• **EXERCISE BRIEF**: Retype the records below exactly as they appear, but leave out any pictures.

• **RECORD EXCERPTS**:
------------------------------------------------------------
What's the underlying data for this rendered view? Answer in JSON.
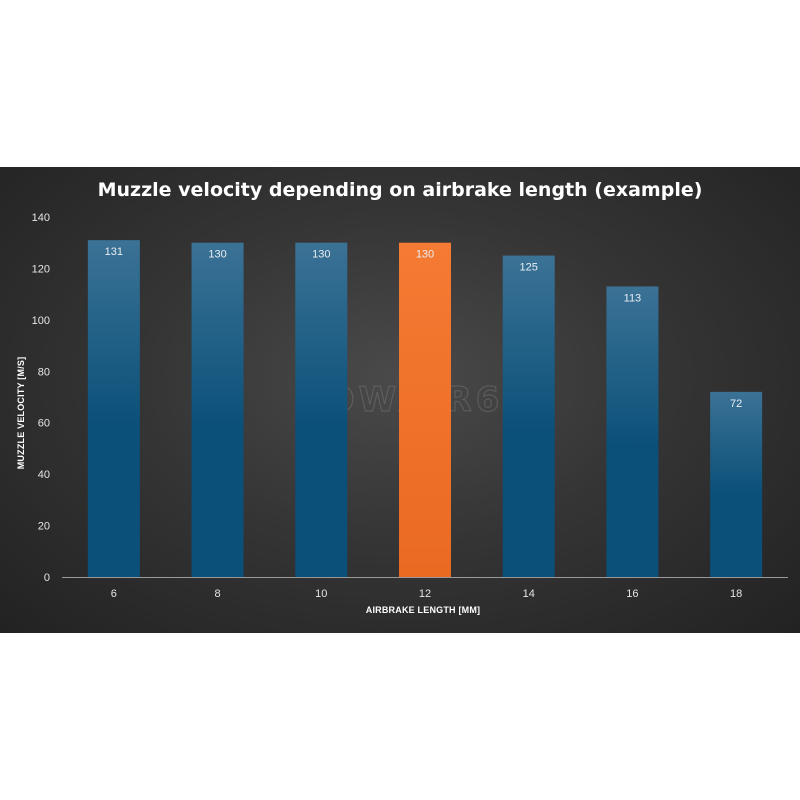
{
  "watermark": "POWAIR6",
  "colors": {
    "bar_top": "#3b7296",
    "bar_bottom": "#0b5079",
    "highlight_top": "#f57a33",
    "highlight_bottom": "#ea6a22",
    "axis": "#9a9a9a",
    "background": "#2b2b2b"
  },
  "chart_data": {
    "type": "bar",
    "title": "Muzzle velocity depending on airbrake length (example)",
    "xlabel": "AIRBRAKE LENGTH [MM]",
    "ylabel": "MUZZLE VELOCITY [M/S]",
    "categories": [
      "6",
      "8",
      "10",
      "12",
      "14",
      "16",
      "18"
    ],
    "values": [
      131,
      130,
      130,
      130,
      125,
      113,
      72
    ],
    "data_labels": [
      "131",
      "130",
      "130",
      "130",
      "125",
      "113",
      "72"
    ],
    "highlight_category": "12",
    "ylim": [
      0,
      140
    ],
    "yticks": [
      0,
      20,
      40,
      60,
      80,
      100,
      120,
      140
    ],
    "grid": false,
    "legend": "none"
  }
}
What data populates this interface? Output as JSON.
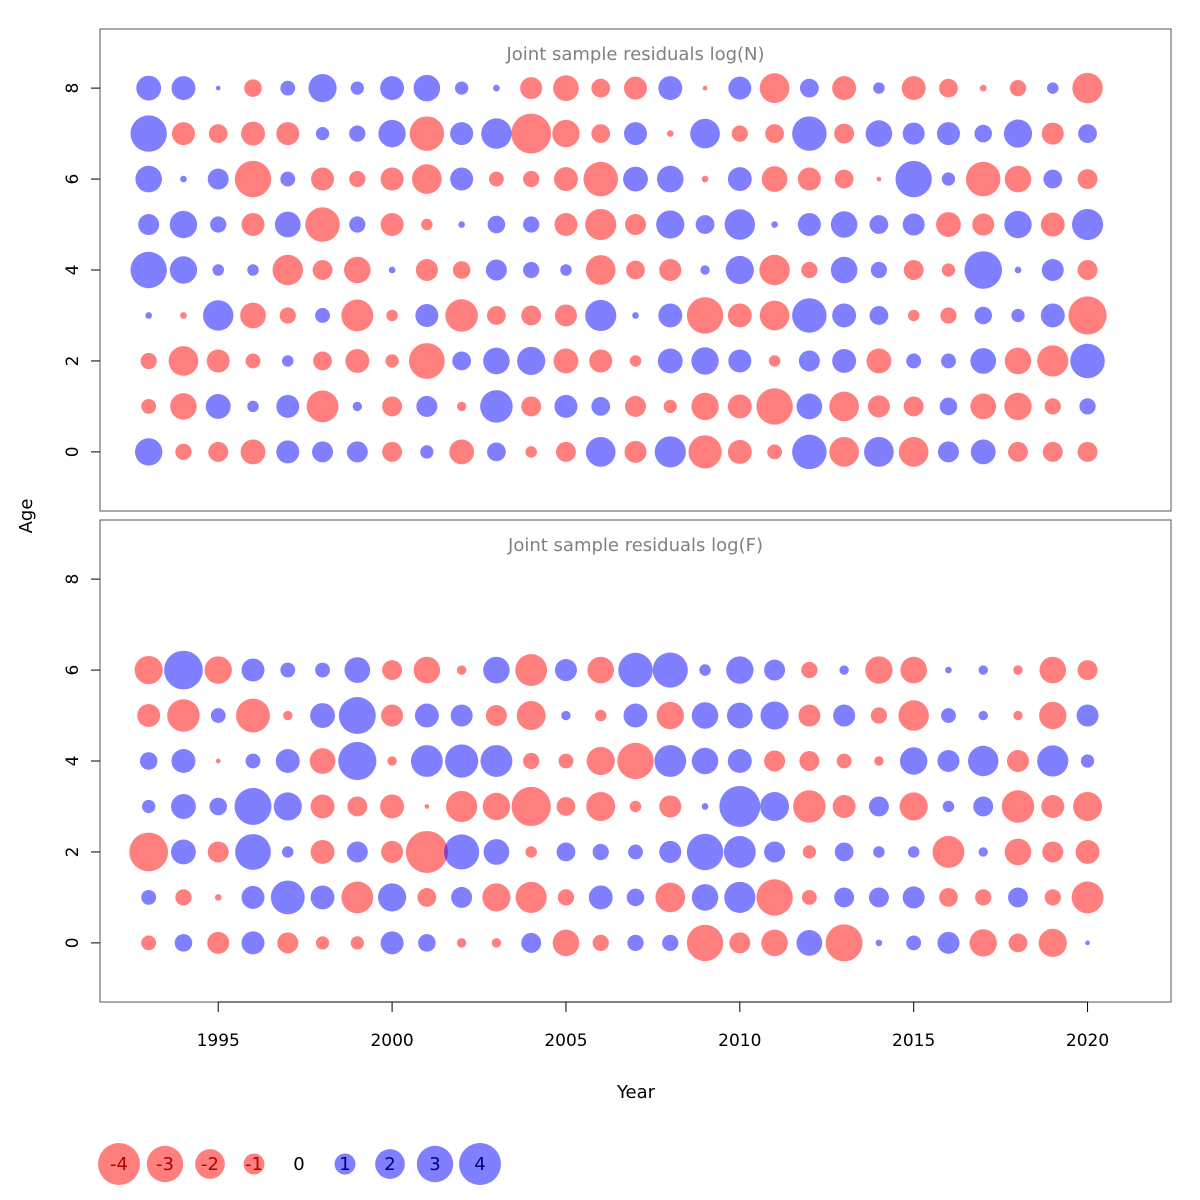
------------------------------------------------------------
• **RESPONSE**:
What's the underlying data for this rendered view? Answer in JSON.
{
  "watermark": "POWAIR6",
  "colors": {
    "bar_top": "#3b7296",
    "bar_bottom": "#0b5079",
    "highlight_top": "#f57a33",
    "highlight_bottom": "#ea6a22",
    "axis": "#9a9a9a",
    "background": "#2b2b2b"
  },
  "chart_data": {
    "type": "bar",
    "title": "Muzzle velocity depending on airbrake length (example)",
    "xlabel": "AIRBRAKE LENGTH [MM]",
    "ylabel": "MUZZLE VELOCITY [M/S]",
    "categories": [
      "6",
      "8",
      "10",
      "12",
      "14",
      "16",
      "18"
    ],
    "values": [
      131,
      130,
      130,
      130,
      125,
      113,
      72
    ],
    "data_labels": [
      "131",
      "130",
      "130",
      "130",
      "125",
      "113",
      "72"
    ],
    "highlight_category": "12",
    "ylim": [
      0,
      140
    ],
    "yticks": [
      0,
      20,
      40,
      60,
      80,
      100,
      120,
      140
    ],
    "grid": false,
    "legend": "none"
  }
}
What data populates this interface? Output as JSON.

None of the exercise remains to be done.